┌─ Excerpt
The Power of the Personal

      Comments Off on The Power of the Personal

It matters when we see someone’s face.   
 
A few years ago, Jonathan Turner, an Israeli physician, conducted a fascinating experiment. 
 
With their consent, he took photos of 300 men and women who were coming in for CT scans.  He attached the photos to their images that were then submitted to radiologists.  The radiologists – who knew nothing of Turner’s plan – reported that they felt an increased sense of empathy toward these patients, and a desire to be especially meticulous.   
 
Author Daniel Pink points out that radiologists often sit alone.  Their work of reading X-rays, CT scans, and MRIs is incredibly important.  But it can also feel impersonal. 
 
Pink writes, “One of the measures of an outstanding radiologist is the ability to discover ‘incidental findings,’ physical concerns…that are incidental to the issue really under consideration.”
└─
Reproduce the entire piece on the power of the personal word for word, changing nothing.
┌─ Records shown
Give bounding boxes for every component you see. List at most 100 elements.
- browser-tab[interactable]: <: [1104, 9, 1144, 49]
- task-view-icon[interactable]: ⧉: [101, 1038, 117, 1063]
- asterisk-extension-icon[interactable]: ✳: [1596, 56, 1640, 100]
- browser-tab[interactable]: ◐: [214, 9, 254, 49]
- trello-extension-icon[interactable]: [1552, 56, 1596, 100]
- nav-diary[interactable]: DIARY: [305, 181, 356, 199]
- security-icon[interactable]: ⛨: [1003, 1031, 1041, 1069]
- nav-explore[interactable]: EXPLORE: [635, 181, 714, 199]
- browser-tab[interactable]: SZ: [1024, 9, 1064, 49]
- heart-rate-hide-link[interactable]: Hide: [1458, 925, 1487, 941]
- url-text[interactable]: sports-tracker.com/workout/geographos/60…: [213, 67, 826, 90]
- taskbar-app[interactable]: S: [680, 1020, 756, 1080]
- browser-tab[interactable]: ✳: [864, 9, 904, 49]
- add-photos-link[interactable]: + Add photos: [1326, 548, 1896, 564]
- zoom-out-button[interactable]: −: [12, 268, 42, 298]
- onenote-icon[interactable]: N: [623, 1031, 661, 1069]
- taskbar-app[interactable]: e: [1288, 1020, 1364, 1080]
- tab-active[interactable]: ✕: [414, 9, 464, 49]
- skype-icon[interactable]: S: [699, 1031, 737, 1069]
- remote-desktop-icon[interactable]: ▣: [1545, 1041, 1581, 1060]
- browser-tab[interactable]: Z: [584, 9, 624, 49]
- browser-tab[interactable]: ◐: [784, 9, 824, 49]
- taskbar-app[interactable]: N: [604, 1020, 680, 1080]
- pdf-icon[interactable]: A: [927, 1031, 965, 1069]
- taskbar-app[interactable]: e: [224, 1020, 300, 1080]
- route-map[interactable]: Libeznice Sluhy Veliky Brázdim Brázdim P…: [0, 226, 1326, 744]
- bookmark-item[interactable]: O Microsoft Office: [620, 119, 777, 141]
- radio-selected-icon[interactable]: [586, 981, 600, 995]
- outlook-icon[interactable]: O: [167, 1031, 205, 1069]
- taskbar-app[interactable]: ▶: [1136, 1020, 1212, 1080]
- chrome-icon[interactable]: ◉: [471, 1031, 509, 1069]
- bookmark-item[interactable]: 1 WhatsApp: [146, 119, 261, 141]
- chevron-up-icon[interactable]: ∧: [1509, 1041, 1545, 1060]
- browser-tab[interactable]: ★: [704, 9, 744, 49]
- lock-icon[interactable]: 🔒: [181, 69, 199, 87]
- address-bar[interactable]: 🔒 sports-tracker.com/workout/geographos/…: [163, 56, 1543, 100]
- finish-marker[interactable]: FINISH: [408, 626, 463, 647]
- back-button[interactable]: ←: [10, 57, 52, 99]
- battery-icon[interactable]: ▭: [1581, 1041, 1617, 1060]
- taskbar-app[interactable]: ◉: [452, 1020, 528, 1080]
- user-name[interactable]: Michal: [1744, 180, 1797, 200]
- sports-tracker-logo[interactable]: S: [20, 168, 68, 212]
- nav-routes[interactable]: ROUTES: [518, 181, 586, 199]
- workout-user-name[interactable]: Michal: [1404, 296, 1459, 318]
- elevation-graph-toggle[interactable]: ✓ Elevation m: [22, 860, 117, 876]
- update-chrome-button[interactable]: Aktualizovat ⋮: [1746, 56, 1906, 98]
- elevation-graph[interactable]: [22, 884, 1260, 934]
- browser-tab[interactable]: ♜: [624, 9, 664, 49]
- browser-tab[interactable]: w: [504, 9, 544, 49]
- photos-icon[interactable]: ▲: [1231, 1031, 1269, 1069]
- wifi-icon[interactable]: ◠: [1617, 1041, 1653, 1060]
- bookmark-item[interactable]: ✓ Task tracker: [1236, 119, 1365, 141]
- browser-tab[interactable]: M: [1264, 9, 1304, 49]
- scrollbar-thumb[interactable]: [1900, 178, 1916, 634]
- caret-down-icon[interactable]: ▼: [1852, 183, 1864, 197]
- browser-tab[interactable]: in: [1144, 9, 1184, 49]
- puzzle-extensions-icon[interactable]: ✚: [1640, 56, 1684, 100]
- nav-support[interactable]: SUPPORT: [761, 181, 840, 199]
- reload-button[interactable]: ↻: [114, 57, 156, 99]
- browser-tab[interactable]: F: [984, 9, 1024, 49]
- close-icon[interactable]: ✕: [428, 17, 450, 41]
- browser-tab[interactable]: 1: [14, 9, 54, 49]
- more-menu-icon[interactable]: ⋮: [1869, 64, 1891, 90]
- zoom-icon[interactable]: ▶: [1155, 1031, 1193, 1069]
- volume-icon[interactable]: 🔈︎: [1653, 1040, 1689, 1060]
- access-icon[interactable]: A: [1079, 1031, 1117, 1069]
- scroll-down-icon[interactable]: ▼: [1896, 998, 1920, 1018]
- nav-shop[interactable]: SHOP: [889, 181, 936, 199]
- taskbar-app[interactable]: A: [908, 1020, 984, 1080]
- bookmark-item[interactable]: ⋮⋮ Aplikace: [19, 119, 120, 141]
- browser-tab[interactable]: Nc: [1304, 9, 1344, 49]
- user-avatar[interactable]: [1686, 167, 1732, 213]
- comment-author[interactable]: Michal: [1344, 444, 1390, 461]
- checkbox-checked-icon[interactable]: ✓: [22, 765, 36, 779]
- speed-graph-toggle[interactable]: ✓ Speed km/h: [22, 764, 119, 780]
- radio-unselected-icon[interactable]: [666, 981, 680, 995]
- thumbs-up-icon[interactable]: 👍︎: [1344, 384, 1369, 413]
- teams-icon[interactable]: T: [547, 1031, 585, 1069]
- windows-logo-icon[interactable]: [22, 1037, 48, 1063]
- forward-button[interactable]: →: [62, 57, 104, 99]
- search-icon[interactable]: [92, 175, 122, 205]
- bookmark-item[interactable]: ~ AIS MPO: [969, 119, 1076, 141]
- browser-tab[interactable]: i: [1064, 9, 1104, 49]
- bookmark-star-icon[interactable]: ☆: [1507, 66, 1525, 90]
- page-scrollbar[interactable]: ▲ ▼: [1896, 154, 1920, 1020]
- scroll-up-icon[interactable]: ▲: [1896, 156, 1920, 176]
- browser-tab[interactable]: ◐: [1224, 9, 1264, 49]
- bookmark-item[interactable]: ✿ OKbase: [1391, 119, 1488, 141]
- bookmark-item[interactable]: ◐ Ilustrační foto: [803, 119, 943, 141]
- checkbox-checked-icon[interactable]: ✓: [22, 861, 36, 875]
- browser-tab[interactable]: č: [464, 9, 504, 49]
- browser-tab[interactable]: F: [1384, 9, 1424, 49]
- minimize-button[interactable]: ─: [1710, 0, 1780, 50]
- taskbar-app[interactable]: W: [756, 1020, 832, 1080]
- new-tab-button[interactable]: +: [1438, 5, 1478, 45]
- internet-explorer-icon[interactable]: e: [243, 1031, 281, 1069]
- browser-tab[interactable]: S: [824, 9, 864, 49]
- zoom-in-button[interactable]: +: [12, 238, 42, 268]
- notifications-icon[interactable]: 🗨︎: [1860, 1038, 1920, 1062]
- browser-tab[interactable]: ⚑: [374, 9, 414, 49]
└─
▸ Reply to the exercise
The Power of the Personal

      Comments Off on The Power of the Personal

It matters when we see someone’s face.   
 
A few years ago, Jonathan Turner, an Israeli physician, conducted a fascinating experiment. 
 
With their consent, he took photos of 300 men and women who were coming in for CT scans.  He attached the photos to their images that were then submitted to radiologists.  The radiologists – who knew nothing of Turner’s plan – reported that they felt an increased sense of empathy toward these patients, and a desire to be especially meticulous.   
 
Author Daniel Pink points out that radiologists often sit alone.  Their work of reading X-rays, CT scans, and MRIs is incredibly important.  But it can also feel impersonal. 
 
Pink writes, “One of the measures of an outstanding radiologist is the ability to discover ‘incidental findings,’ physical concerns…that are incidental to the issue really under consideration.”